GIVEN PASSAGE
____

#3: Sustainability: crazy moves
Mirjam Donáth
31 March 2023
In this post, we take a step back from our sustainability goals and look at companies that have made some notoriously bold moves to help the planet.
In our previous post, we touched upon the importance of looking around and learning from other companies' sustainability achievements. In this post, we take a step back from that goal and first look at the companies who have made some notoriously bold moves to help the planet. These examples are not specifically to follow suit right away, but to see that even the “impossible” has already been done.
Getting inspired is essential. Today you might be a weekend runner, informed by your doctor that without running more often, your life expectancy decreases. So, you want to take up running every other day, but even the thought of it feels terribly painful. Then you watch a movie about average people running the ultra-marathon, and just watching them makes your 30 minutes daily run look like a cakewalk.
Below are some mind-blowing actions of the “ultra-marathon runners” of sustainability:
1. Boycotting unethical ways of revenue generating
Patagonia, the American company designing outdoor clothes and gears, is a strong brand with an approximately 10% profit margin (according to
The New York Times’ report in September 2022). Patagonia has been boycotting paid advertising on Facebook and Instagram since June 2020. Standing up for the company’s strong principles about “being in business to save our home planet”, Patagonia finds the social media giant fell short of stopping hate speech and the spread of misinformation on democracy and climate change. Patagonia admits that the move had negatively affected its sales, but claims that the challenge has made them more creative about how to grow their community. (It’s also worth checking out their use of social media and seeing the complete lack of product-led advertising.)
“We encourage other businesses to join us in pushing Facebook to prioritize people and planet over profit,”
wrote Patagonia CEO, Ryan Gellert in November 2021.
2. Not shying away from your beliefsLiving sustainably is a personal choice. Building a sustainable business model can differ in scope from reaching the goal of being carbon free within one's working environment to trying to make a bigger impact on the entire society. The latter almost undoubtedly will involve hardcore politics. Patagonia -- a company that doesn't know limits when it comes to protecting the planet -- even gets involved in politics. In 2017, when President Donald Trump slashed national monuments in Utah (protected lands of two million acres) to open new mineral and oil and gas leasing opportunities, the company joined a coalition of Native American tribes and conservation groups
in suing the President. (In 2021, President Joe Biden restored the protection.)

____

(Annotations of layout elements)
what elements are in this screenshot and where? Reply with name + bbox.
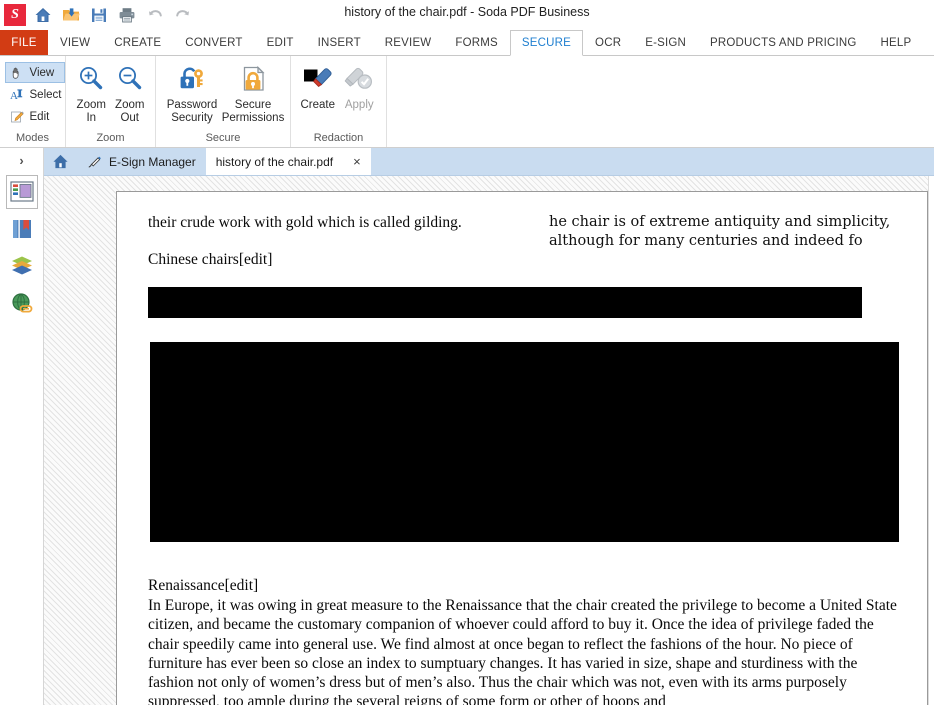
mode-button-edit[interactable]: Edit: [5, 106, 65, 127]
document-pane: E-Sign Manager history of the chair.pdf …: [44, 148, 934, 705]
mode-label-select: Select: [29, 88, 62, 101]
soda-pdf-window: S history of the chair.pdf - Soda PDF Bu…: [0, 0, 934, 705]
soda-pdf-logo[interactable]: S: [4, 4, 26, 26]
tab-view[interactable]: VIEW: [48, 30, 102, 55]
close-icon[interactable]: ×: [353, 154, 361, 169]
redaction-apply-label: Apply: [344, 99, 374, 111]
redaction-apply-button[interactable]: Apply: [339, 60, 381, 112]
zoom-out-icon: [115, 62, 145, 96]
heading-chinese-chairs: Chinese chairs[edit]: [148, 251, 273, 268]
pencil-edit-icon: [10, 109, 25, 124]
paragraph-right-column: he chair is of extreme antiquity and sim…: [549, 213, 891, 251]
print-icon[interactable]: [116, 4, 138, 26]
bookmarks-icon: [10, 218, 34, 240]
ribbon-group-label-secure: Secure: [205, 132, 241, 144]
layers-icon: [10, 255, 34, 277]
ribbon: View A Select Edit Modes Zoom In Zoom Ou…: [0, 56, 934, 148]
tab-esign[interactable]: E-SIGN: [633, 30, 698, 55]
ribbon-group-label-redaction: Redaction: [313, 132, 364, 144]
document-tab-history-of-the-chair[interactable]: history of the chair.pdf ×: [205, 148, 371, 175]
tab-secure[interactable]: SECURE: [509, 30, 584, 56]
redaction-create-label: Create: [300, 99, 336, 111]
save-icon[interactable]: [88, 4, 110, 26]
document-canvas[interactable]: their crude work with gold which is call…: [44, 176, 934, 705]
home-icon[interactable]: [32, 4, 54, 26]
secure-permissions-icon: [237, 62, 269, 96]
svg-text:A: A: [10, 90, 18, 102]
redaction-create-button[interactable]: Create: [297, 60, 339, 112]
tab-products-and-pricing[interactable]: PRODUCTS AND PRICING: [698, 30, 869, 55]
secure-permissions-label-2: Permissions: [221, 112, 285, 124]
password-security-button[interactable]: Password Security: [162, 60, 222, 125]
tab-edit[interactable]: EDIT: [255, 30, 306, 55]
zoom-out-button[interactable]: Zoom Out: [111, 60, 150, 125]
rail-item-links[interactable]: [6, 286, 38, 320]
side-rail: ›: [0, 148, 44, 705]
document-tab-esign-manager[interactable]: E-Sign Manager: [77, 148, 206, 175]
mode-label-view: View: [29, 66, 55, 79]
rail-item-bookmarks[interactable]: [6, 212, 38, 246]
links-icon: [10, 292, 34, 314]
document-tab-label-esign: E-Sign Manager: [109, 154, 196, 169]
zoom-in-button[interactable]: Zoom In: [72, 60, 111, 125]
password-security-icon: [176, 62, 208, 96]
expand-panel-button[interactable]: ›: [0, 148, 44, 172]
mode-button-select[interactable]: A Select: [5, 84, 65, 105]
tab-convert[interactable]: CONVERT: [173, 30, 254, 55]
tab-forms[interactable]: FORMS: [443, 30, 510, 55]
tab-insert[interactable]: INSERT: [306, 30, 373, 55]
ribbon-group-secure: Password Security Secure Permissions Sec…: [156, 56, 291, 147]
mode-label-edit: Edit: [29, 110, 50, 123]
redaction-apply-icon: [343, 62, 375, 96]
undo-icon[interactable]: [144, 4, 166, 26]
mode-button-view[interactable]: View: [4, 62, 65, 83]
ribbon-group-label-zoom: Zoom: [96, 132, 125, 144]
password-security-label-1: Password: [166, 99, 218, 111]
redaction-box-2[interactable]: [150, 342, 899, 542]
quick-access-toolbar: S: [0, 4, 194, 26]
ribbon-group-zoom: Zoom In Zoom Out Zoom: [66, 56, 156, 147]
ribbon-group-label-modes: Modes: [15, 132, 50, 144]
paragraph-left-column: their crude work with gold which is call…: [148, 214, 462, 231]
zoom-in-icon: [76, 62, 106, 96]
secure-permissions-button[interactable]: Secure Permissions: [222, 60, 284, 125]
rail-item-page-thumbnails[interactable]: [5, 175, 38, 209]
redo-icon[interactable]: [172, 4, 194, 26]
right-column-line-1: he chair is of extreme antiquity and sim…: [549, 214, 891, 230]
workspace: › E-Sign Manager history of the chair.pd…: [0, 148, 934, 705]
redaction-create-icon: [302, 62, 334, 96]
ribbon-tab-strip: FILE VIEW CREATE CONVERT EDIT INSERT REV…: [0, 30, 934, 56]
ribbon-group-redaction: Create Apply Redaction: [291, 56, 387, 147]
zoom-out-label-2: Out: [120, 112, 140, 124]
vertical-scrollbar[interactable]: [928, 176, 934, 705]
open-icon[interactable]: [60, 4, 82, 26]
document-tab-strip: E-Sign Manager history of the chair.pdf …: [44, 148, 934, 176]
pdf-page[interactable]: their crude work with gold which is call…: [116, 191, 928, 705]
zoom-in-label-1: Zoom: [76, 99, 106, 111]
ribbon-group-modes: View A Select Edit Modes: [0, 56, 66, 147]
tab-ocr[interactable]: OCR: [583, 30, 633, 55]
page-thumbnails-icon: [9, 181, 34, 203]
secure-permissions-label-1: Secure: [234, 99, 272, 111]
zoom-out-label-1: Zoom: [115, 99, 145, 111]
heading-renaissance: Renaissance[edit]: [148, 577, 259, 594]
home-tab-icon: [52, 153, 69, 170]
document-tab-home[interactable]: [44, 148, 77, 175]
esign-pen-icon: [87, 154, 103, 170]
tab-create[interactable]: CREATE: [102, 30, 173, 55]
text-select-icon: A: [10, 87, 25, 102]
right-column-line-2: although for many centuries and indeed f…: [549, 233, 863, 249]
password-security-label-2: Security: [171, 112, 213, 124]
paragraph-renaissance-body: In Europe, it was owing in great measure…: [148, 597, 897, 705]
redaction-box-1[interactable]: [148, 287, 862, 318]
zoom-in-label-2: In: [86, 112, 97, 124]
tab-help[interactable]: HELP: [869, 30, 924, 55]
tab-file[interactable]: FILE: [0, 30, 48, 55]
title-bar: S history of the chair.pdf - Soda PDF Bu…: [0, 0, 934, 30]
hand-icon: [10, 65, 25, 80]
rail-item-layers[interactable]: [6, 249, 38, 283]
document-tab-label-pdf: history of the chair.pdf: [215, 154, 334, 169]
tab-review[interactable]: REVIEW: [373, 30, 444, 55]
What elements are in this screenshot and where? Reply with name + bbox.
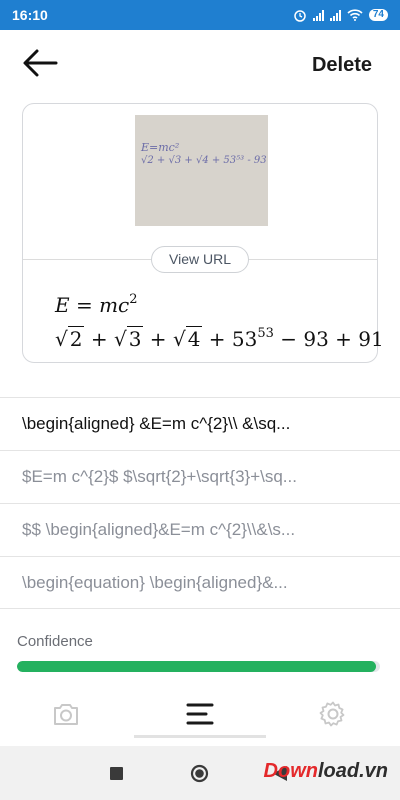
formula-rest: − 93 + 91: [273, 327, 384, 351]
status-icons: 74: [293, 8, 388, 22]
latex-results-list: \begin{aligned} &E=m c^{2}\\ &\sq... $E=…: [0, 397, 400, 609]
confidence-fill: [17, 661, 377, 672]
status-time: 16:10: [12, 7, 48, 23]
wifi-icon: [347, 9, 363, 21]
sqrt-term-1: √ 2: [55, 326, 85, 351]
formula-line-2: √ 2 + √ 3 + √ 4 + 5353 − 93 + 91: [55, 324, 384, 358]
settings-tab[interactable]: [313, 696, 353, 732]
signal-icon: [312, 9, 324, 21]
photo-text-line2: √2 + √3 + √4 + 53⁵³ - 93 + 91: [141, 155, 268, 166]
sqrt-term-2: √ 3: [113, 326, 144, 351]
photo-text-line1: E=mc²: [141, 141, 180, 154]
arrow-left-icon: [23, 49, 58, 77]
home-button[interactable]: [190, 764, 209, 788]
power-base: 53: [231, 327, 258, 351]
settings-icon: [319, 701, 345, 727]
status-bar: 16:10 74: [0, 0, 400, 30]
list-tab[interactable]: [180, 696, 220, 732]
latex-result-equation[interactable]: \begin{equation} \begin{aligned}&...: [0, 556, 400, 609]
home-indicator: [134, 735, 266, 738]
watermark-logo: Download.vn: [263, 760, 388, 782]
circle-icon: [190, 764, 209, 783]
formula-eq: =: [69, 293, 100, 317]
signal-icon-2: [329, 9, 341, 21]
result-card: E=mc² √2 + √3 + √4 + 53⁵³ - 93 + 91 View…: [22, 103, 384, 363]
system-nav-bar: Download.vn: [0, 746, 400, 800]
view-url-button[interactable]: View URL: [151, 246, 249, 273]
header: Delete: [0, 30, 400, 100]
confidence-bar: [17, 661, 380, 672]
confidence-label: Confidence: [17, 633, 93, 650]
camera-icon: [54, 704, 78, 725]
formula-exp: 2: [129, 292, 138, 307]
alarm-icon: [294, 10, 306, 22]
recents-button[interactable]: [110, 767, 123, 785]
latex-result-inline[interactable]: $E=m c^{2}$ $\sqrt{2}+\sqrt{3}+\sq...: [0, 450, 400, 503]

____

THE REQUEST
Continue the post on bold sustainability moves from the point where it stops. The entries have no connection to the post on bold sustainability moves.

WRITTEN RESPONSE
While opinions in any political matter differ there is a take away from Patagonia’s lawyer, Robert Tadlock’s message: “We haven’t shied away from making our beliefs known, and I don’t think we’re going to get shy now.” No matter what your belief is in regards to going green, standing up for it will always have a brand-strengthening and trust-building effect.
3. Spending profit at the right place
Ikea is one of the world’s top wood users, as it's the largest furniture brand. The company claims that it uses only Forest Stewardship Council certified and recycled wood already, and now it has also been
purchasing and managing forest lands across the world. The hope is to use its own wood in the future.
“The afforestation business… is a long-term investment that consolidates our business while also positively impacting the climate through the absorption of CO2 during the forests’ growth,” Krister Mattsson, head of Ingka Investments (Ikea’s main retailer) said in a statement.
While Ikea does not yet use wood from its own forests in production, it already plants pines that are resilient to the effects of climate change and supports habitat for endangered plants and animals.
4. Sharing a green solution widely (or wisely)
Electric car-maker Tesla
made its high-profile patents on electric vehicle technology freely available in 2014. Toyota and Ford shortly followed suit. As a consequence by 2019 the number of sold electric cars has grown to more than two million from fewer than half a million in 2014. It was both a smart move (building a bigger market for the wider adoption of electric cars) and a useful one (speeding up the journey to a fully electric future).
CEO Elon Musk tweeted that “Our true competition is not the small trickle of non-Tesla electric cars being produced, but rather the enormous flood of petrol cars pouring out of the world’s factories every day.”
5. (Once you made it) giving it all away for the green cause
Patagonia… once again because it pulled off the boldest act of environmental activism yet: in September 2022 it gave away the $3 billion company to a trust directing the earnings of a still for-profit company to fight the environmental crisis.
“Earth is now our only shareholder,” Patagonia founder Yvon Chouinard
wrote in an open letter.
These are just some of the many bold examples of companies taking very radical actions or pivots towards sustainability. Although we understand that these might not be possible for most organizations, seeing the extreme can make us feel more comfortable taking the first steps on our own, too. In our next articles, we will take a look at how you can capitalize on synergies with already existing diversity and inclusion initiatives, and how a socially responsible organization is (or should be) by default a diverse and sustainable one as well.
If you and your organization are ready to take the first steps and would like to partner with us in finding the best talent for a more sustainable future, click on the button below, and we'll be happy to discuss things further!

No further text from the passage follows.